Return the listing word for word, as given.

** Start Material shown **

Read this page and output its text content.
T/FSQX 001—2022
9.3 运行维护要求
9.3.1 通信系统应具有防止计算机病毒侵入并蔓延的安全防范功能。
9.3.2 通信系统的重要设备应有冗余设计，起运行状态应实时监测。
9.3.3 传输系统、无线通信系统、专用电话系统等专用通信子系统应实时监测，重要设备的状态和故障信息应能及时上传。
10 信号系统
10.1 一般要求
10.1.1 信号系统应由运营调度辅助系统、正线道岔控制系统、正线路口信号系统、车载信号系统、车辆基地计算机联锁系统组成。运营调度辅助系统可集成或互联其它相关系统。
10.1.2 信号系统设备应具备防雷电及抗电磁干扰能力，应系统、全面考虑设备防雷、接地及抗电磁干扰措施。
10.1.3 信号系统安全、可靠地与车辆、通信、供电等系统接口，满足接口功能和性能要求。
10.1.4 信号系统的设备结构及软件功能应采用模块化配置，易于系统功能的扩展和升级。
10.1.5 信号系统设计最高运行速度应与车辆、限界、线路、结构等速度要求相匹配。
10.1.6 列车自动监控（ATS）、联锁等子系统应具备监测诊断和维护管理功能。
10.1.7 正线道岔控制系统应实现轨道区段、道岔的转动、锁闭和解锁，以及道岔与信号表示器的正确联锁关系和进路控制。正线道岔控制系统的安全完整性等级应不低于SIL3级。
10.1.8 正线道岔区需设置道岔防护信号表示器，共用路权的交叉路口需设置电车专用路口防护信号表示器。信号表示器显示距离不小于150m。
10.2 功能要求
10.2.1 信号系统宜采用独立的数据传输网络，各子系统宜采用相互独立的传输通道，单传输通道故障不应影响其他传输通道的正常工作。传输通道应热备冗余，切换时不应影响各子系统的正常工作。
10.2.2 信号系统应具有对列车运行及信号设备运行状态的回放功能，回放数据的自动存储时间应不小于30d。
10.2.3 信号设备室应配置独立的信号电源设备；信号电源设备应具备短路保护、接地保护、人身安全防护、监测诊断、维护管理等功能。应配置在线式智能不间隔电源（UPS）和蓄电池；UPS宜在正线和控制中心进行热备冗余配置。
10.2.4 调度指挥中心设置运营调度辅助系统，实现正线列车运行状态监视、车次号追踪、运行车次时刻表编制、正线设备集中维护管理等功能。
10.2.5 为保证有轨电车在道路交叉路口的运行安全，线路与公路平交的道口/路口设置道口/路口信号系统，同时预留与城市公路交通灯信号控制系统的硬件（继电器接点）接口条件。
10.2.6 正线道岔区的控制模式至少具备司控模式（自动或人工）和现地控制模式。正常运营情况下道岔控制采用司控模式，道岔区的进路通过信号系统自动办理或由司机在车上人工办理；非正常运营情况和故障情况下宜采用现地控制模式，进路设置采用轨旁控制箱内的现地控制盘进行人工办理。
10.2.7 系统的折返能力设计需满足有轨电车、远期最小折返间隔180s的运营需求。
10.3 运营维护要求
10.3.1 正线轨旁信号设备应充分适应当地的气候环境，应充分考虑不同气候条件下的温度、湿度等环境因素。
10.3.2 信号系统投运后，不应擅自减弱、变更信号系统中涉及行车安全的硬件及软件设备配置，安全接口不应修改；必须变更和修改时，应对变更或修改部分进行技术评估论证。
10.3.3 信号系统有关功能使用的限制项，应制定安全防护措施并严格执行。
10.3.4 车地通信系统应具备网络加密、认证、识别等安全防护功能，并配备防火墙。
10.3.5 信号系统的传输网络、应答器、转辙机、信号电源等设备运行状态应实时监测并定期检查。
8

** End Material shown **

* Solution for this exercise
Read this page and output its text content.
T/FSQX 001—2022
9.3 运行维护要求
9.3.1 通信系统应具有防止计算机病毒侵入并蔓延的安全防范功能。
9.3.2 通信系统的重要设备应有冗余设计，起运行状态应实时监测。
9.3.3 传输系统、无线通信系统、专用电话系统等专用通信子系统应实时监测，重要设备的状态和故障信息应能及时上传。
10 信号系统
10.1 一般要求
10.1.1 信号系统应由运营调度辅助系统、正线道岔控制系统、正线路口信号系统、车载信号系统、车辆基地计算机联锁系统组成。运营调度辅助系统可集成或互联其它相关系统。
10.1.2 信号系统设备应具备防雷电及抗电磁干扰能力，应系统、全面考虑设备防雷、接地及抗电磁干扰措施。
10.1.3 信号系统安全、可靠地与车辆、通信、供电等系统接口，满足接口功能和性能要求。
10.1.4 信号系统的设备结构及软件功能应采用模块化配置，易于系统功能的扩展和升级。
10.1.5 信号系统设计最高运行速度应与车辆、限界、线路、结构等速度要求相匹配。
10.1.6 列车自动监控（ATS）、联锁等子系统应具备监测诊断和维护管理功能。
10.1.7 正线道岔控制系统应实现轨道区段、道岔的转动、锁闭和解锁，以及道岔与信号表示器的正确联锁关系和进路控制。正线道岔控制系统的安全完整性等级应不低于SIL3级。
10.1.8 正线道岔区需设置道岔防护信号表示器，共用路权的交叉路口需设置电车专用路口防护信号表示器。信号表示器显示距离不小于150m。
10.2 功能要求
10.2.1 信号系统宜采用独立的数据传输网络，各子系统宜采用相互独立的传输通道，单传输通道故障不应影响其他传输通道的正常工作。传输通道应热备冗余，切换时不应影响各子系统的正常工作。
10.2.2 信号系统应具有对列车运行及信号设备运行状态的回放功能，回放数据的自动存储时间应不小于30d。
10.2.3 信号设备室应配置独立的信号电源设备；信号电源设备应具备短路保护、接地保护、人身安全防护、监测诊断、维护管理等功能。应配置在线式智能不间隔电源（UPS）和蓄电池；UPS宜在正线和控制中心进行热备冗余配置。
10.2.4 调度指挥中心设置运营调度辅助系统，实现正线列车运行状态监视、车次号追踪、运行车次时刻表编制、正线设备集中维护管理等功能。
10.2.5 为保证有轨电车在道路交叉路口的运行安全，线路与公路平交的道口/路口设置道口/路口信号系统，同时预留与城市公路交通灯信号控制系统的硬件（继电器接点）接口条件。
10.2.6 正线道岔区的控制模式至少具备司控模式（自动或人工）和现地控制模式。正常运营情况下道岔控制采用司控模式，道岔区的进路通过信号系统自动办理或由司机在车上人工办理；非正常运营情况和故障情况下宜采用现地控制模式，进路设置采用轨旁控制箱内的现地控制盘进行人工办理。
10.2.7 系统的折返能力设计需满足有轨电车、远期最小折返间隔180s的运营需求。
10.3 运营维护要求
10.3.1 正线轨旁信号设备应充分适应当地的气候环境，应充分考虑不同气候条件下的温度、湿度等环境因素。
10.3.2 信号系统投运后，不应擅自减弱、变更信号系统中涉及行车安全的硬件及软件设备配置，安全接口不应修改；必须变更和修改时，应对变更或修改部分进行技术评估论证。
10.3.3 信号系统有关功能使用的限制项，应制定安全防护措施并严格执行。
10.3.4 车地通信系统应具备网络加密、认证、识别等安全防护功能，并配备防火墙。
10.3.5 信号系统的传输网络、应答器、转辙机、信号电源等设备运行状态应实时监测并定期检查。
8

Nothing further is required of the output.